_RECORD EXTRACTS_
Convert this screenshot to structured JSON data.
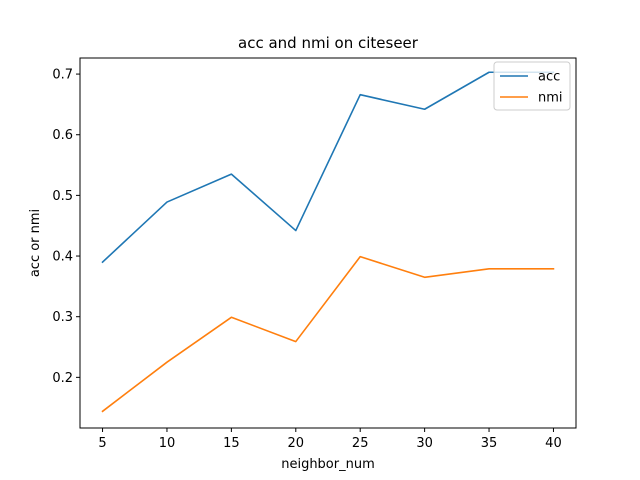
{
  "chart_data": {
    "type": "line",
    "title": "acc and nmi on citeseer",
    "xlabel": "neighbor_num",
    "ylabel": "acc or nmi",
    "x": [
      5,
      10,
      15,
      20,
      25,
      30,
      35,
      40
    ],
    "xticks": [
      "5",
      "10",
      "15",
      "20",
      "25",
      "30",
      "35",
      "40"
    ],
    "yticks": [
      "0.2",
      "0.3",
      "0.4",
      "0.5",
      "0.6",
      "0.7"
    ],
    "xlim": [
      3.25,
      41.75
    ],
    "ylim": [
      0.1165,
      0.7265
    ],
    "grid": false,
    "legend_position": "top-right",
    "series": [
      {
        "name": "acc",
        "color": "#1f77b4",
        "values": [
          0.39,
          0.489,
          0.535,
          0.442,
          0.666,
          0.642,
          0.703,
          0.703
        ]
      },
      {
        "name": "nmi",
        "color": "#ff7f0e",
        "values": [
          0.144,
          0.225,
          0.299,
          0.259,
          0.399,
          0.365,
          0.379,
          0.379
        ]
      }
    ]
  }
}
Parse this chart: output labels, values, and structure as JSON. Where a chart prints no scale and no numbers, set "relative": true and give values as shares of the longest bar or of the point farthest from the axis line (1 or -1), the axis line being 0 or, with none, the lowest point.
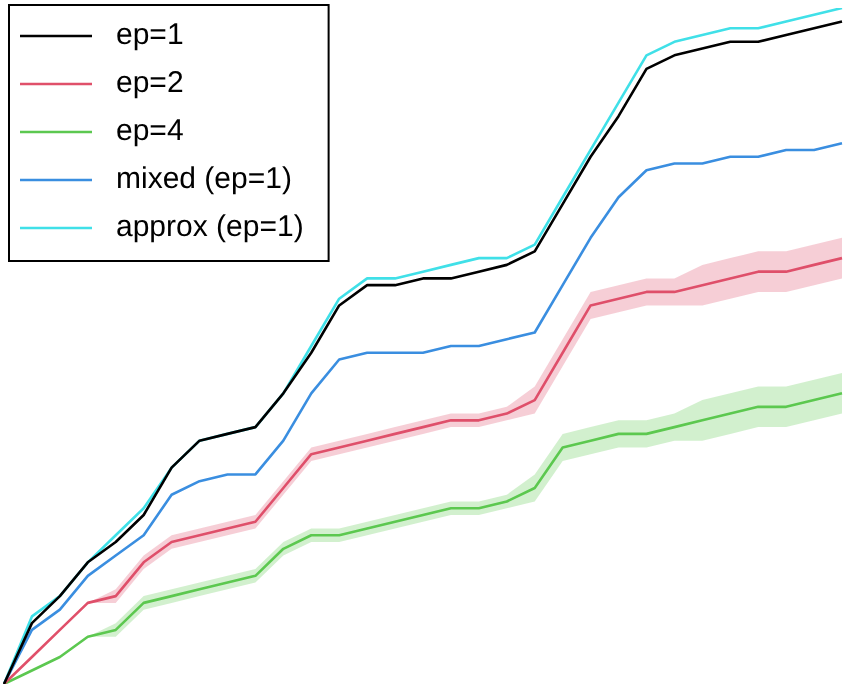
{
  "chart_data": {
    "type": "line",
    "relative": true,
    "legend": "top left",
    "marker": "none",
    "line_style": "solid",
    "categories": [
      null,
      null,
      null,
      null,
      null,
      null,
      null,
      null,
      null,
      null,
      null,
      null,
      null,
      null,
      null,
      null,
      null,
      null,
      null,
      null,
      null,
      null,
      null,
      null,
      null,
      null,
      null,
      null,
      null,
      null,
      null
    ],
    "series": [
      {
        "name": "ep=1",
        "color": "#000000",
        "values": [
          0,
          0.09,
          0.13,
          0.18,
          0.21,
          0.25,
          0.32,
          0.36,
          0.37,
          0.38,
          0.43,
          0.49,
          0.56,
          0.59,
          0.59,
          0.6,
          0.6,
          0.61,
          0.62,
          0.64,
          0.71,
          0.78,
          0.84,
          0.91,
          0.93,
          0.94,
          0.95,
          0.95,
          0.96,
          0.97,
          0.98
        ]
      },
      {
        "name": "ep=2",
        "color": "#e0506a",
        "values": [
          0,
          0.04,
          0.08,
          0.12,
          0.13,
          0.18,
          0.21,
          0.22,
          0.23,
          0.24,
          0.29,
          0.34,
          0.35,
          0.36,
          0.37,
          0.38,
          0.39,
          0.39,
          0.4,
          0.42,
          0.49,
          0.56,
          0.57,
          0.58,
          0.58,
          0.59,
          0.6,
          0.61,
          0.61,
          0.62,
          0.63
        ],
        "lower": [
          0,
          0.04,
          0.08,
          0.12,
          0.12,
          0.17,
          0.2,
          0.21,
          0.22,
          0.23,
          0.28,
          0.33,
          0.34,
          0.35,
          0.36,
          0.37,
          0.38,
          0.38,
          0.39,
          0.4,
          0.47,
          0.54,
          0.55,
          0.56,
          0.56,
          0.56,
          0.57,
          0.58,
          0.58,
          0.59,
          0.6
        ],
        "upper": [
          0,
          0.04,
          0.08,
          0.12,
          0.14,
          0.19,
          0.22,
          0.23,
          0.24,
          0.25,
          0.3,
          0.35,
          0.36,
          0.37,
          0.38,
          0.39,
          0.4,
          0.4,
          0.41,
          0.44,
          0.51,
          0.58,
          0.59,
          0.6,
          0.6,
          0.62,
          0.63,
          0.64,
          0.64,
          0.65,
          0.66
        ]
      },
      {
        "name": "ep=4",
        "color": "#5cc850",
        "values": [
          0,
          0.02,
          0.04,
          0.07,
          0.08,
          0.12,
          0.13,
          0.14,
          0.15,
          0.16,
          0.2,
          0.22,
          0.22,
          0.23,
          0.24,
          0.25,
          0.26,
          0.26,
          0.27,
          0.29,
          0.35,
          0.36,
          0.37,
          0.37,
          0.38,
          0.39,
          0.4,
          0.41,
          0.41,
          0.42,
          0.43
        ],
        "lower": [
          0,
          0.02,
          0.04,
          0.07,
          0.07,
          0.11,
          0.12,
          0.13,
          0.14,
          0.15,
          0.19,
          0.21,
          0.21,
          0.22,
          0.23,
          0.24,
          0.25,
          0.25,
          0.26,
          0.27,
          0.33,
          0.34,
          0.35,
          0.35,
          0.36,
          0.36,
          0.37,
          0.38,
          0.38,
          0.39,
          0.4
        ],
        "upper": [
          0,
          0.02,
          0.04,
          0.07,
          0.09,
          0.13,
          0.14,
          0.15,
          0.16,
          0.17,
          0.21,
          0.23,
          0.23,
          0.24,
          0.25,
          0.26,
          0.27,
          0.27,
          0.28,
          0.31,
          0.37,
          0.38,
          0.39,
          0.39,
          0.4,
          0.42,
          0.43,
          0.44,
          0.44,
          0.45,
          0.46
        ]
      },
      {
        "name": "mixed (ep=1)",
        "color": "#3a8ee0",
        "values": [
          0,
          0.08,
          0.11,
          0.16,
          0.19,
          0.22,
          0.28,
          0.3,
          0.31,
          0.31,
          0.36,
          0.43,
          0.48,
          0.49,
          0.49,
          0.49,
          0.5,
          0.5,
          0.51,
          0.52,
          0.59,
          0.66,
          0.72,
          0.76,
          0.77,
          0.77,
          0.78,
          0.78,
          0.79,
          0.79,
          0.8
        ]
      },
      {
        "name": "approx (ep=1)",
        "color": "#40e0e8",
        "values": [
          0,
          0.1,
          0.13,
          0.18,
          0.22,
          0.26,
          0.32,
          0.36,
          0.37,
          0.38,
          0.43,
          0.5,
          0.57,
          0.6,
          0.6,
          0.61,
          0.62,
          0.63,
          0.63,
          0.65,
          0.72,
          0.79,
          0.86,
          0.93,
          0.95,
          0.96,
          0.97,
          0.97,
          0.98,
          0.99,
          1
        ]
      }
    ]
  }
}
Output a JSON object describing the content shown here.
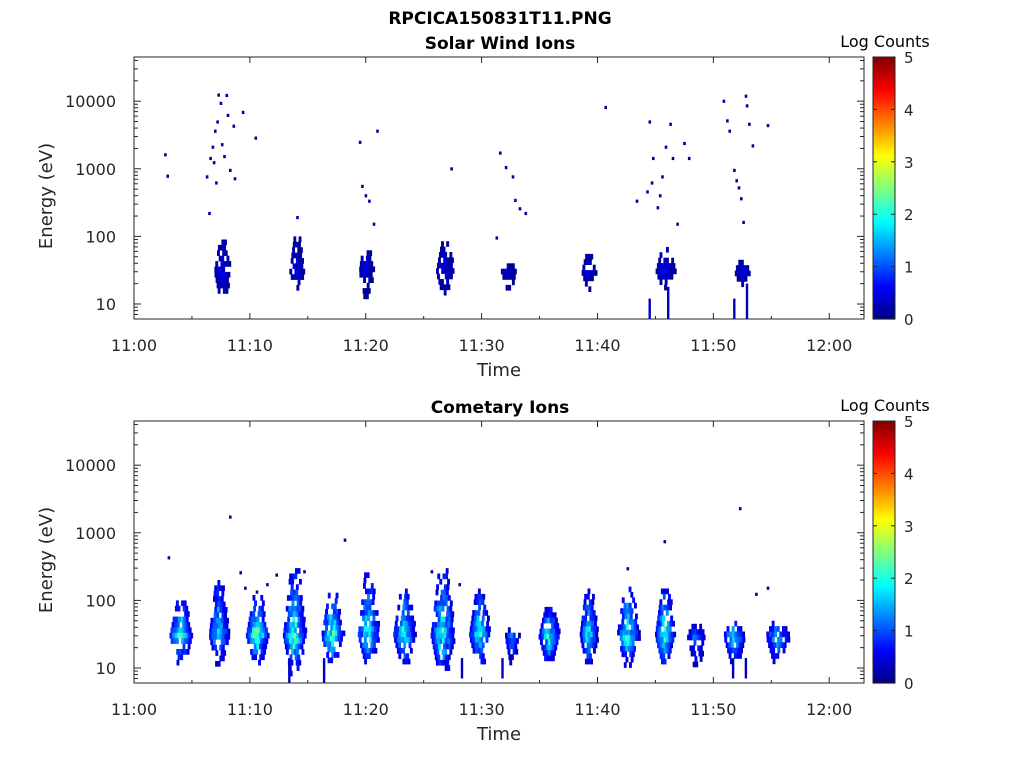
{
  "figure": {
    "title": "RPCICA150831T11.PNG"
  },
  "chart_data": [
    {
      "type": "heatmap",
      "title": "Solar Wind Ions",
      "xlabel": "Time",
      "ylabel": "Energy (eV)",
      "xtick_labels": [
        "11:00",
        "11:10",
        "11:20",
        "11:30",
        "11:40",
        "11:50",
        "12:00"
      ],
      "xlim_minutes": [
        0,
        63
      ],
      "ytick_labels": [
        "10",
        "100",
        "1000",
        "10000"
      ],
      "ylim": [
        6,
        45000
      ],
      "y_scale": "log",
      "colorbar": {
        "title": "Log Counts",
        "range": [
          0,
          5
        ],
        "tick_labels": [
          "0",
          "1",
          "2",
          "3",
          "4",
          "5"
        ],
        "colormap": "jet"
      },
      "blobs": [
        {
          "t": 7.6,
          "w": 1.4,
          "emin": 12,
          "emax": 90,
          "peak": 0.55
        },
        {
          "t": 14.0,
          "w": 1.2,
          "emin": 18,
          "emax": 100,
          "peak": 0.5
        },
        {
          "t": 20.0,
          "w": 1.2,
          "emin": 14,
          "emax": 90,
          "peak": 0.5
        },
        {
          "t": 26.8,
          "w": 1.5,
          "emin": 14,
          "emax": 85,
          "peak": 0.5
        },
        {
          "t": 32.3,
          "w": 1.3,
          "emin": 18,
          "emax": 40,
          "peak": 0.4
        },
        {
          "t": 39.2,
          "w": 1.2,
          "emin": 18,
          "emax": 55,
          "peak": 0.5
        },
        {
          "t": 45.8,
          "w": 1.6,
          "emin": 18,
          "emax": 70,
          "peak": 0.55
        },
        {
          "t": 52.5,
          "w": 1.4,
          "emin": 18,
          "emax": 45,
          "peak": 0.45
        }
      ],
      "stems": [
        {
          "t": 44.4,
          "emin": 6,
          "emax": 12
        },
        {
          "t": 46.0,
          "emin": 6,
          "emax": 18
        },
        {
          "t": 51.7,
          "emin": 6,
          "emax": 12
        },
        {
          "t": 52.8,
          "emin": 6,
          "emax": 20
        }
      ],
      "points": [
        [
          2.6,
          1700
        ],
        [
          2.8,
          820
        ],
        [
          6.2,
          800
        ],
        [
          6.4,
          230
        ],
        [
          6.5,
          1500
        ],
        [
          6.7,
          2200
        ],
        [
          6.8,
          1300
        ],
        [
          6.9,
          3800
        ],
        [
          7.0,
          650
        ],
        [
          7.1,
          5200
        ],
        [
          7.2,
          13000
        ],
        [
          7.4,
          9800
        ],
        [
          7.5,
          2400
        ],
        [
          7.7,
          1600
        ],
        [
          7.9,
          12800
        ],
        [
          8.0,
          6500
        ],
        [
          8.2,
          1000
        ],
        [
          8.5,
          4500
        ],
        [
          8.6,
          750
        ],
        [
          9.3,
          7200
        ],
        [
          10.4,
          3000
        ],
        [
          14.0,
          200
        ],
        [
          19.4,
          2600
        ],
        [
          19.6,
          580
        ],
        [
          19.9,
          420
        ],
        [
          20.2,
          350
        ],
        [
          20.6,
          160
        ],
        [
          20.9,
          3800
        ],
        [
          27.3,
          1050
        ],
        [
          31.2,
          100
        ],
        [
          31.5,
          1800
        ],
        [
          32.0,
          1100
        ],
        [
          32.6,
          800
        ],
        [
          32.8,
          360
        ],
        [
          33.2,
          270
        ],
        [
          33.7,
          230
        ],
        [
          40.6,
          8500
        ],
        [
          43.3,
          350
        ],
        [
          44.2,
          480
        ],
        [
          44.4,
          5200
        ],
        [
          44.6,
          650
        ],
        [
          44.7,
          1500
        ],
        [
          45.1,
          280
        ],
        [
          45.3,
          420
        ],
        [
          45.5,
          800
        ],
        [
          45.8,
          2200
        ],
        [
          46.2,
          4800
        ],
        [
          46.4,
          1500
        ],
        [
          46.8,
          160
        ],
        [
          47.4,
          2500
        ],
        [
          47.8,
          1500
        ],
        [
          50.8,
          10500
        ],
        [
          51.1,
          5400
        ],
        [
          51.3,
          3800
        ],
        [
          51.7,
          1000
        ],
        [
          51.9,
          700
        ],
        [
          52.1,
          550
        ],
        [
          52.3,
          380
        ],
        [
          52.5,
          170
        ],
        [
          52.7,
          12500
        ],
        [
          52.8,
          9000
        ],
        [
          53.0,
          4800
        ],
        [
          53.3,
          2300
        ],
        [
          54.6,
          4600
        ]
      ]
    },
    {
      "type": "heatmap",
      "title": "Cometary Ions",
      "xlabel": "Time",
      "ylabel": "Energy (eV)",
      "xtick_labels": [
        "11:00",
        "11:10",
        "11:20",
        "11:30",
        "11:40",
        "11:50",
        "12:00"
      ],
      "xlim_minutes": [
        0,
        63
      ],
      "ytick_labels": [
        "10",
        "100",
        "1000",
        "10000"
      ],
      "ylim": [
        6,
        45000
      ],
      "y_scale": "log",
      "colorbar": {
        "title": "Log Counts",
        "range": [
          0,
          5
        ],
        "tick_labels": [
          "0",
          "1",
          "2",
          "3",
          "4",
          "5"
        ],
        "colormap": "jet"
      },
      "blobs": [
        {
          "t": 4.0,
          "w": 1.9,
          "emin": 12,
          "emax": 100,
          "peak": 2.2
        },
        {
          "t": 7.3,
          "w": 1.7,
          "emin": 12,
          "emax": 200,
          "peak": 1.9
        },
        {
          "t": 10.6,
          "w": 1.9,
          "emin": 12,
          "emax": 120,
          "peak": 2.3
        },
        {
          "t": 13.8,
          "w": 1.9,
          "emin": 8,
          "emax": 300,
          "peak": 2.2
        },
        {
          "t": 17.1,
          "w": 1.9,
          "emin": 12,
          "emax": 130,
          "peak": 2.2
        },
        {
          "t": 20.2,
          "w": 1.8,
          "emin": 12,
          "emax": 260,
          "peak": 2.1
        },
        {
          "t": 23.3,
          "w": 1.9,
          "emin": 12,
          "emax": 150,
          "peak": 2.0
        },
        {
          "t": 26.6,
          "w": 2.0,
          "emin": 8,
          "emax": 300,
          "peak": 2.1
        },
        {
          "t": 29.8,
          "w": 1.8,
          "emin": 12,
          "emax": 150,
          "peak": 2.0
        },
        {
          "t": 32.6,
          "w": 1.2,
          "emin": 12,
          "emax": 40,
          "peak": 1.4
        },
        {
          "t": 35.8,
          "w": 1.8,
          "emin": 12,
          "emax": 80,
          "peak": 2.1
        },
        {
          "t": 39.2,
          "w": 1.5,
          "emin": 12,
          "emax": 150,
          "peak": 1.9
        },
        {
          "t": 42.6,
          "w": 1.9,
          "emin": 12,
          "emax": 160,
          "peak": 2.1
        },
        {
          "t": 45.8,
          "w": 1.7,
          "emin": 12,
          "emax": 150,
          "peak": 2.2
        },
        {
          "t": 48.5,
          "w": 1.6,
          "emin": 12,
          "emax": 45,
          "peak": 1.3
        },
        {
          "t": 51.8,
          "w": 1.9,
          "emin": 12,
          "emax": 50,
          "peak": 1.8
        },
        {
          "t": 55.5,
          "w": 2.0,
          "emin": 12,
          "emax": 50,
          "peak": 1.7
        }
      ],
      "stems": [
        {
          "t": 13.3,
          "emin": 6,
          "emax": 14
        },
        {
          "t": 16.3,
          "emin": 6,
          "emax": 14
        },
        {
          "t": 28.2,
          "emin": 7,
          "emax": 14
        },
        {
          "t": 31.7,
          "emin": 7,
          "emax": 14
        },
        {
          "t": 51.6,
          "emin": 7,
          "emax": 14
        },
        {
          "t": 52.7,
          "emin": 7,
          "emax": 14
        }
      ],
      "points": [
        [
          2.9,
          450
        ],
        [
          8.2,
          1800
        ],
        [
          9.1,
          270
        ],
        [
          9.5,
          160
        ],
        [
          10.5,
          140
        ],
        [
          11.4,
          180
        ],
        [
          12.2,
          250
        ],
        [
          14.6,
          280
        ],
        [
          18.1,
          820
        ],
        [
          25.6,
          280
        ],
        [
          28.0,
          180
        ],
        [
          42.5,
          310
        ],
        [
          45.7,
          780
        ],
        [
          52.2,
          2400
        ],
        [
          53.6,
          130
        ],
        [
          54.6,
          160
        ]
      ]
    }
  ]
}
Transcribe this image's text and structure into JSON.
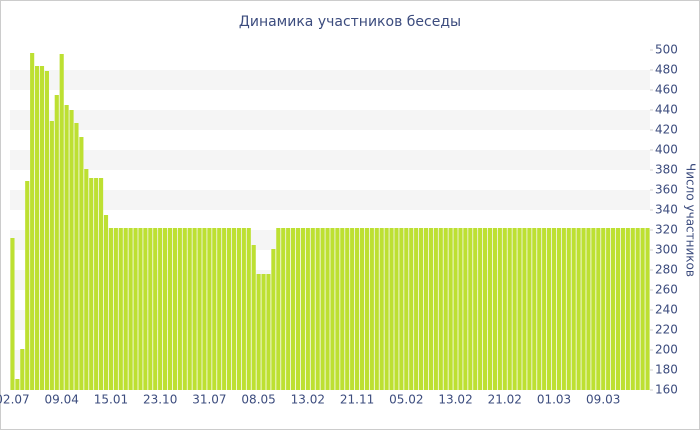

_TASK GOAL_
Identify the lines in the entries above that contain "none", then copy them out.

_ANSWER TO THE EXERCISE_
Parse this chart: output labels, values, and structure as JSON. Where a chart prints no scale and no numbers, set "relative": true and give values as shares of the longest bar or of the point farthest from the axis line (1 or -1), the axis line being 0 or, with none, the lowest point.
    "marker": "none",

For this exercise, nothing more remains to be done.